— start of DATA PROVIDED —

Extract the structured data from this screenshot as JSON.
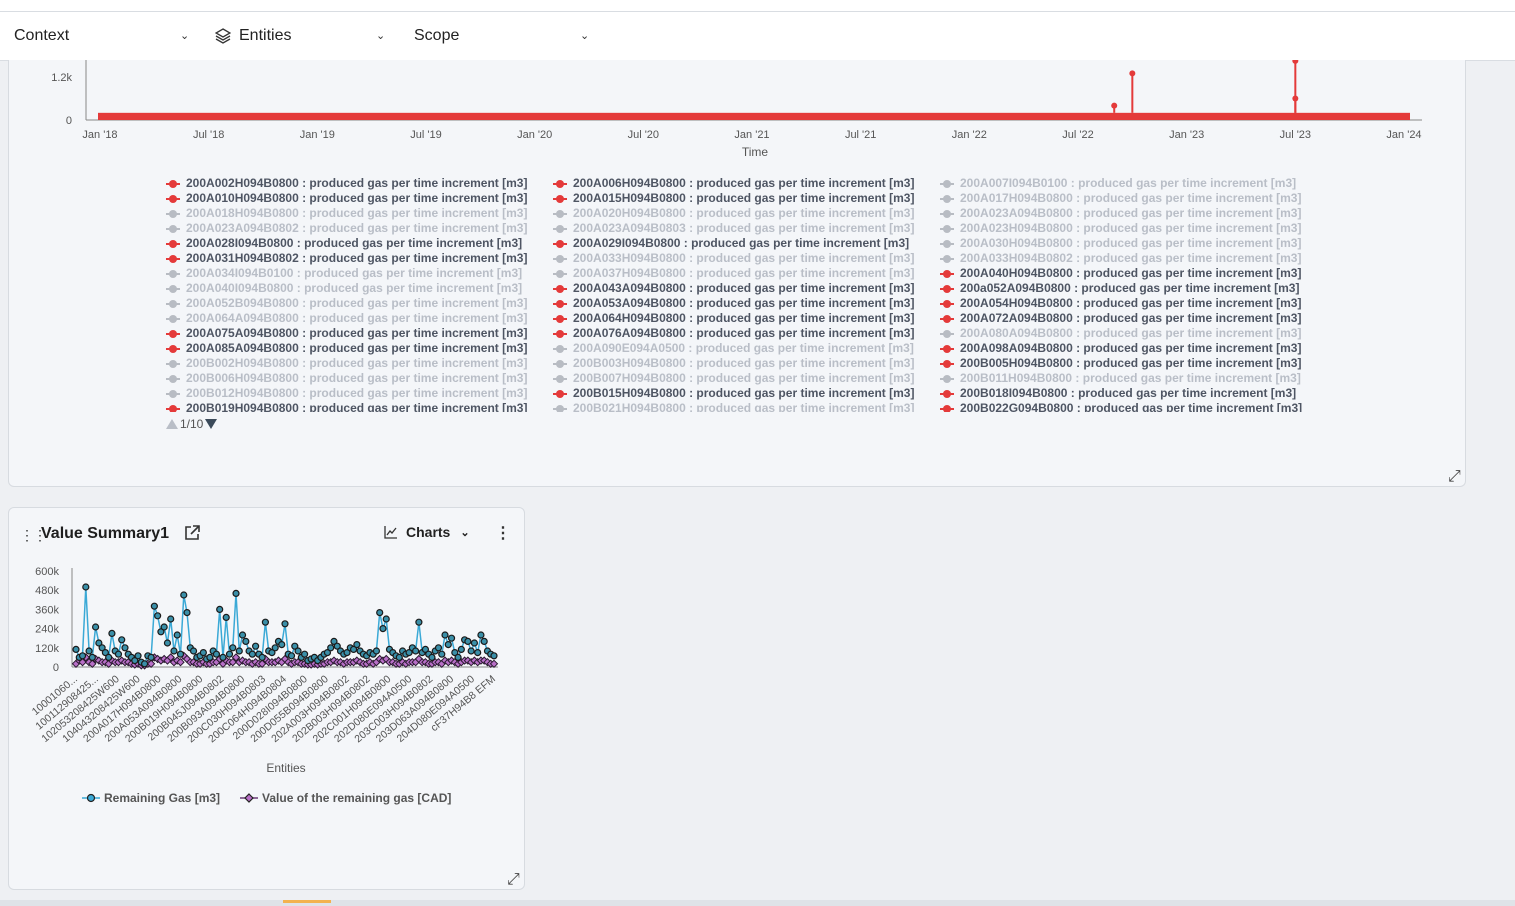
{
  "filters": {
    "context": "Context",
    "entities": "Entities",
    "scope": "Scope"
  },
  "colors": {
    "series_active": "#e43a3a",
    "series_inactive": "#b8bcc3",
    "line_series": "#3aa9d6",
    "diamond_series": "#6b3a78"
  },
  "time_chart": {
    "chart_data": {
      "type": "line",
      "y_ticks": [
        "0",
        "1.2k"
      ],
      "x_ticks": [
        "Jan '18",
        "Jul '18",
        "Jan '19",
        "Jul '19",
        "Jan '20",
        "Jul '20",
        "Jan '21",
        "Jul '21",
        "Jan '22",
        "Jul '22",
        "Jan '23",
        "Jul '23",
        "Jan '24"
      ],
      "xlabel": "Time",
      "baseline_value": 200,
      "spikes": [
        {
          "x": "2022-09",
          "value": 400
        },
        {
          "x": "2022-10",
          "value": 1300
        },
        {
          "x": "2023-07",
          "value": 1650
        },
        {
          "x": "2023-07",
          "value": 600
        }
      ]
    },
    "legend": {
      "suffix": " : produced gas per time increment [m3]",
      "columns": [
        [
          {
            "name": "200A002H094B0800",
            "on": true
          },
          {
            "name": "200A010H094B0800",
            "on": true
          },
          {
            "name": "200A018H094B0800",
            "on": false
          },
          {
            "name": "200A023A094B0802",
            "on": false
          },
          {
            "name": "200A028I094B0800",
            "on": true
          },
          {
            "name": "200A031H094B0802",
            "on": true
          },
          {
            "name": "200A034I094B0100",
            "on": false
          },
          {
            "name": "200A040I094B0800",
            "on": false
          },
          {
            "name": "200A052B094B0800",
            "on": false
          },
          {
            "name": "200A064A094B0800",
            "on": false
          },
          {
            "name": "200A075A094B0800",
            "on": true
          },
          {
            "name": "200A085A094B0800",
            "on": true
          },
          {
            "name": "200B002H094B0800",
            "on": false
          },
          {
            "name": "200B006H094B0800",
            "on": false
          },
          {
            "name": "200B012H094B0800",
            "on": false
          },
          {
            "name": "200B019H094B0800",
            "on": true
          }
        ],
        [
          {
            "name": "200A006H094B0800",
            "on": true
          },
          {
            "name": "200A015H094B0800",
            "on": true
          },
          {
            "name": "200A020H094B0800",
            "on": false
          },
          {
            "name": "200A023A094B0803",
            "on": false
          },
          {
            "name": "200A029I094B0800",
            "on": true
          },
          {
            "name": "200A033H094B0800",
            "on": false
          },
          {
            "name": "200A037H094B0800",
            "on": false
          },
          {
            "name": "200A043A094B0800",
            "on": true
          },
          {
            "name": "200A053A094B0800",
            "on": true
          },
          {
            "name": "200A064H094B0800",
            "on": true
          },
          {
            "name": "200A076A094B0800",
            "on": true
          },
          {
            "name": "200A090E094A0500",
            "on": false
          },
          {
            "name": "200B003H094B0800",
            "on": false
          },
          {
            "name": "200B007H094B0800",
            "on": false
          },
          {
            "name": "200B015H094B0800",
            "on": true
          },
          {
            "name": "200B021H094B0800",
            "on": false
          }
        ],
        [
          {
            "name": "200A007I094B0100",
            "on": false
          },
          {
            "name": "200A017H094B0800",
            "on": false
          },
          {
            "name": "200A023A094B0800",
            "on": false
          },
          {
            "name": "200A023H094B0800",
            "on": false
          },
          {
            "name": "200A030H094B0800",
            "on": false
          },
          {
            "name": "200A033H094B0802",
            "on": false
          },
          {
            "name": "200A040H094B0800",
            "on": true
          },
          {
            "name": "200a052A094B0800",
            "on": true
          },
          {
            "name": "200A054H094B0800",
            "on": true
          },
          {
            "name": "200A072A094B0800",
            "on": true
          },
          {
            "name": "200A080A094B0800",
            "on": false
          },
          {
            "name": "200A098A094B0800",
            "on": true
          },
          {
            "name": "200B005H094B0800",
            "on": true
          },
          {
            "name": "200B011H094B0800",
            "on": false
          },
          {
            "name": "200B018I094B0800",
            "on": true
          },
          {
            "name": "200B022G094B0800",
            "on": true
          }
        ]
      ],
      "pager": "1/10"
    }
  },
  "value_summary": {
    "title": "Value Summary1",
    "charts_label": "Charts",
    "chart_data": {
      "type": "scatter",
      "y_ticks": [
        "0",
        "120k",
        "240k",
        "360k",
        "480k",
        "600k"
      ],
      "ylim": [
        0,
        600000
      ],
      "xlabel": "Entities",
      "x_tick_labels": [
        "10001060...",
        "100112908425...",
        "102053208425W600",
        "104043208425W600",
        "200A017H094B0800",
        "200A053A094B0800",
        "200B019H094B0800",
        "200B045J094B0802",
        "200B093A094B0800",
        "200C030H094B0803",
        "200C064H094B0804",
        "200D028I094B0800",
        "200D055B094B0800",
        "202A003H094B0802",
        "202B003H094B0802",
        "202C001H094B0800",
        "202D080E094A0500",
        "203C003H094B0802",
        "203D063A094B0800",
        "204D080E094A0500",
        "cF37H94B8 EFM"
      ],
      "series": [
        {
          "name": "Remaining Gas [m3]",
          "values": [
            110000,
            60000,
            70000,
            500000,
            100000,
            60000,
            250000,
            150000,
            120000,
            90000,
            60000,
            210000,
            100000,
            80000,
            170000,
            120000,
            80000,
            60000,
            40000,
            70000,
            30000,
            20000,
            70000,
            60000,
            380000,
            320000,
            220000,
            250000,
            150000,
            300000,
            100000,
            200000,
            80000,
            450000,
            340000,
            120000,
            100000,
            60000,
            70000,
            90000,
            50000,
            60000,
            100000,
            80000,
            360000,
            60000,
            310000,
            80000,
            120000,
            460000,
            100000,
            200000,
            160000,
            100000,
            80000,
            130000,
            80000,
            60000,
            280000,
            100000,
            90000,
            120000,
            160000,
            140000,
            270000,
            80000,
            70000,
            130000,
            100000,
            60000,
            80000,
            40000,
            50000,
            60000,
            40000,
            60000,
            80000,
            90000,
            120000,
            160000,
            130000,
            100000,
            80000,
            90000,
            120000,
            110000,
            140000,
            100000,
            80000,
            70000,
            90000,
            80000,
            100000,
            340000,
            240000,
            300000,
            110000,
            90000,
            70000,
            60000,
            100000,
            80000,
            90000,
            120000,
            100000,
            280000,
            90000,
            110000,
            80000,
            60000,
            100000,
            120000,
            80000,
            200000,
            140000,
            180000,
            90000,
            60000,
            110000,
            170000,
            160000,
            100000,
            150000,
            90000,
            200000,
            160000,
            100000,
            80000,
            70000
          ]
        },
        {
          "name": "Value of the remaining gas [CAD]",
          "values": [
            20000,
            40000,
            30000,
            60000,
            30000,
            20000,
            50000,
            40000,
            30000,
            30000,
            20000,
            40000,
            30000,
            30000,
            40000,
            30000,
            30000,
            20000,
            15000,
            20000,
            10000,
            10000,
            20000,
            20000,
            60000,
            50000,
            40000,
            50000,
            40000,
            60000,
            30000,
            40000,
            30000,
            70000,
            50000,
            30000,
            30000,
            20000,
            20000,
            30000,
            20000,
            20000,
            30000,
            30000,
            50000,
            20000,
            40000,
            30000,
            30000,
            60000,
            30000,
            40000,
            30000,
            30000,
            20000,
            30000,
            20000,
            20000,
            50000,
            30000,
            30000,
            30000,
            40000,
            30000,
            50000,
            30000,
            20000,
            30000,
            30000,
            20000,
            20000,
            15000,
            15000,
            20000,
            15000,
            20000,
            20000,
            30000,
            30000,
            40000,
            30000,
            30000,
            20000,
            30000,
            30000,
            30000,
            40000,
            30000,
            20000,
            20000,
            30000,
            20000,
            30000,
            50000,
            40000,
            50000,
            30000,
            30000,
            20000,
            20000,
            30000,
            20000,
            30000,
            30000,
            30000,
            50000,
            30000,
            30000,
            20000,
            20000,
            30000,
            30000,
            20000,
            40000,
            30000,
            40000,
            30000,
            20000,
            30000,
            40000,
            40000,
            30000,
            40000,
            30000,
            40000,
            40000,
            30000,
            20000,
            20000
          ]
        }
      ]
    }
  }
}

— end of DATA PROVIDED —

OBJECTIVE — Select and copy every line of the material that holds the string "Entities".

FINAL RESULT —
    "entities": "Entities",
      "xlabel": "Entities",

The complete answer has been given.